**Data excerpts**.
┄┄┄┄┄┄┄┄┄┄

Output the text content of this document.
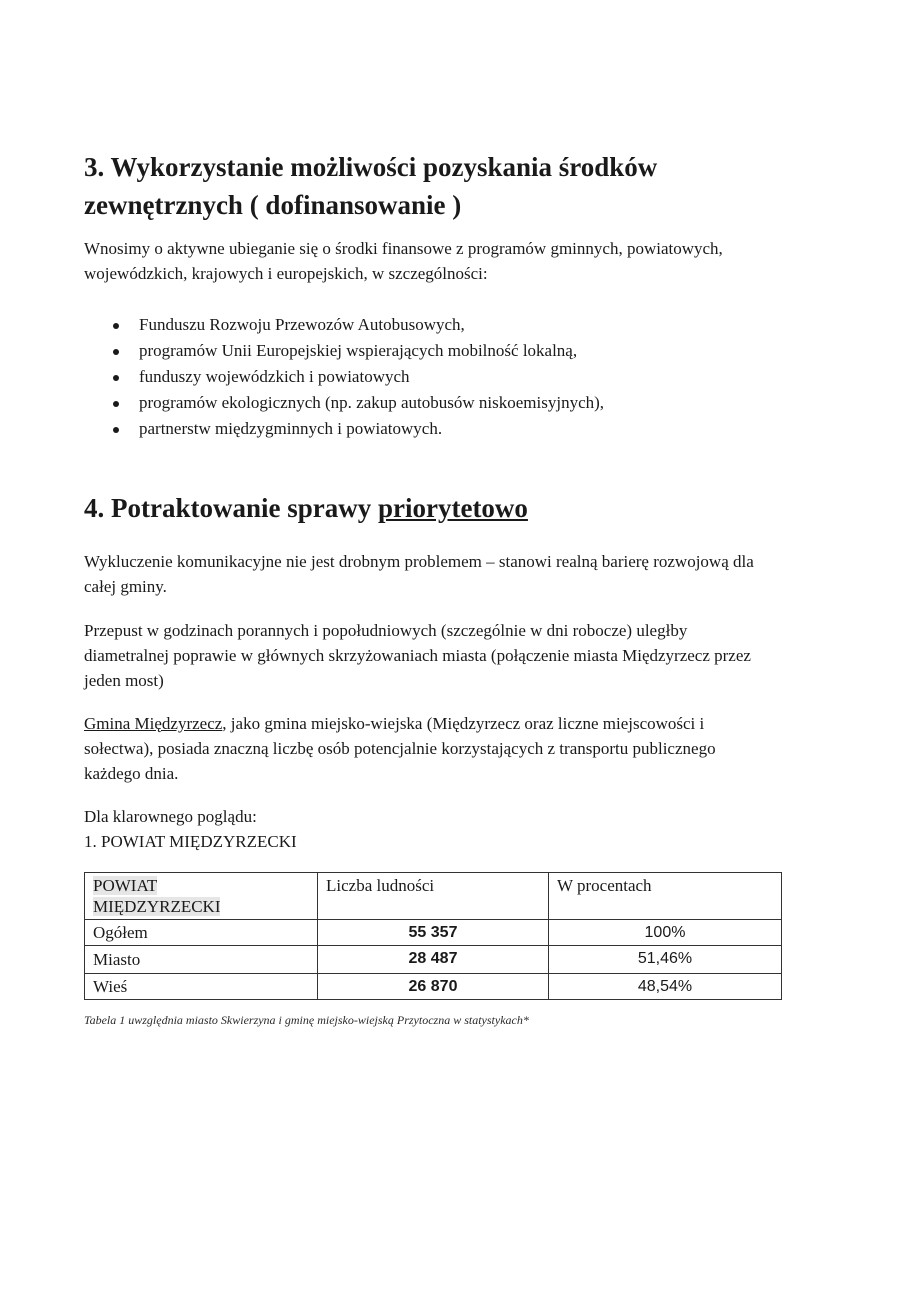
3. Wykorzystanie możliwości pozyskania środków
zewnętrznych ( dofinansowanie )

Wnosimy o aktywne ubieganie się o środki finansowe z programów gminnych, powiatowych,
wojewódzkich, krajowych i europejskich, w szczególności:

Funduszu Rozwoju Przewozów Autobusowych,
programów Unii Europejskiej wspierających mobilność lokalną,
funduszy wojewódzkich i powiatowych
programów ekologicznych (np. zakup autobusów niskoemisyjnych),
partnerstw międzygminnych i powiatowych.
4. Potraktowanie sprawy priorytetowo

Wykluczenie komunikacyjne nie jest drobnym problemem – stanowi realną barierę rozwojową dla
całej gminy.

Przepust w godzinach porannych i popołudniowych (szczególnie w dni robocze) uległby
diametralnej poprawie w głównych skrzyżowaniach miasta (połączenie miasta Międzyrzecz przez
jeden most)

Gmina Międzyrzecz, jako gmina miejsko-wiejska (Międzyrzecz oraz liczne miejscowości i
sołectwa), posiada znaczną liczbę osób potencjalnie korzystających z transportu publicznego
każdego dnia.

Dla klarownego poglądu:
1. POWIAT MIĘDZYRZECKI

POWIAT
MIĘDZYRZECKI	Liczba ludności	W procentach
Ogółem	55 357	100%
Miasto	28 487	51,46%
Wieś	26 870	48,54%

Tabela 1 uwzględnia miasto Skwierzyna i gminę miejsko-wiejską Przytoczna w statystykach*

┄┄┄┄┄┄┄┄┄┄

**Set task**.
Pick out the lines that include the word "miejsko" and write them out.

**Response to the exercise**.
Gmina Międzyrzecz, jako gmina miejsko-wiejska (Międzyrzecz oraz liczne miejscowości i
Tabela 1 uwzględnia miasto Skwierzyna i gminę miejsko-wiejską Przytoczna w statystykach*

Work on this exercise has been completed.